ASSIGNMENT: Name every direction in which the evaluation extended, according to the evaluation and transparency text below.

-------- TEXT SECTION

Reporting—we report the deterministic rule performance (binary predictions), and the continuous, calibrated rule score, which preserves the rule’s interpretability while enabling ranking in ROC/PR and threshold-based clinical utility in DCA.

2.3.4. Evaluation and Transparency

Beyond configuration and validation, a rigorous evaluation was required to establish both the methodological reliability and the physiological plausibility of the framework. This evaluation extended in four complementary directions: sensitivity and robustness analyses tested the stability of imbalance definitions under varied thresholds and noise; hyperparameter optimization assessed the consistency of model performance across different configurations; interpretability procedures linked predictions back to muscular constructs, ensuring that outputs could be understood in biomechanical terms; and risk-of-bias analyses exposed the limitations inherent to in silico simplifications. Together, these components provided a comprehensive perspective on the trustworthiness of the digital assessment approach.
Sensitivity and Robustness Analysesrobustness of the proposed framework was evaluated through a structured series of sensitivity analyses targeting the most influential methodological choices: label thresholds, noise levels, and cross-validation stability. These perturbations were not arbitrary but corresponded to physiologically relevant muscular constructs: dynamic H:Q cut-offs mirror debated definitions of hamstring–quadriceps balance, knee-moment LSI thresholds align with clinical return-to-sport criteria for quadriceps and hamstrings, and co-contraction thresholds reflect compensatory strategies of simultaneous flexor–extensor activation. By anchoring robustness tests in muscular imbalance definitions, the evaluation ensured that methodological stability was interpreted in a biomechanically meaningful context.
First, imbalance thresholds were perturbed within ranges grounded in sports medicine practice. For the dynamic H:Q ratio, cut-offs were shifted from 0.55 to 0.65 on the lower end and from 1.15 to 1.25 on the upper end, reflecting ongoing debates about whether universal cut-offs are too strict or too lenient. Similarly, the knee-moment LSI threshold was varied between 10%, 12%, and 15%, values commonly used in return-to-sport assessments. For co-contraction index (CCI), the critical value was adjusted between 0.55 and 0.60, spanning both conservative and liberal definitions of inefficient stabilization.

----------------
-------- EXTRACTED ENTRIES

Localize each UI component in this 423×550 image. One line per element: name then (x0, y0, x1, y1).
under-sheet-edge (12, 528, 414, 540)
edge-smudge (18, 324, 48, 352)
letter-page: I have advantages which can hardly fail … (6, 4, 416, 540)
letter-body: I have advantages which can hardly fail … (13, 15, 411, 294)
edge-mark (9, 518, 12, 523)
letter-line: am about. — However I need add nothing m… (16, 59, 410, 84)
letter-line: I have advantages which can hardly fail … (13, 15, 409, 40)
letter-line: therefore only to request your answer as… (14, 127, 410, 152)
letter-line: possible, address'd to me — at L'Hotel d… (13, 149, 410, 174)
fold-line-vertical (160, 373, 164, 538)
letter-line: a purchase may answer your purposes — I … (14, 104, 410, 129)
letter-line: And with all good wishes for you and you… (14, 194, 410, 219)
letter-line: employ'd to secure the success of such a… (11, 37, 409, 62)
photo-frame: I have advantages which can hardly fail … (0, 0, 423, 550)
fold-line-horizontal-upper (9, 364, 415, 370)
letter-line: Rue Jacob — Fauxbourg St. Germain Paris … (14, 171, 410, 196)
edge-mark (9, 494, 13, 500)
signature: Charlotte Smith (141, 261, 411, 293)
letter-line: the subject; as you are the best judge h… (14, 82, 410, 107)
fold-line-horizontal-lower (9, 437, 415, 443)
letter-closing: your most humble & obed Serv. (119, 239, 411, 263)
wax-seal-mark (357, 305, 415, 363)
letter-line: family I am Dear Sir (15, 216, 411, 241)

----------------

ANSWER SECTION:
- Sensitivity and robustness analyses
- Hyperparameter optimization
- Interpretability procedures
- Risk-of-bias analyses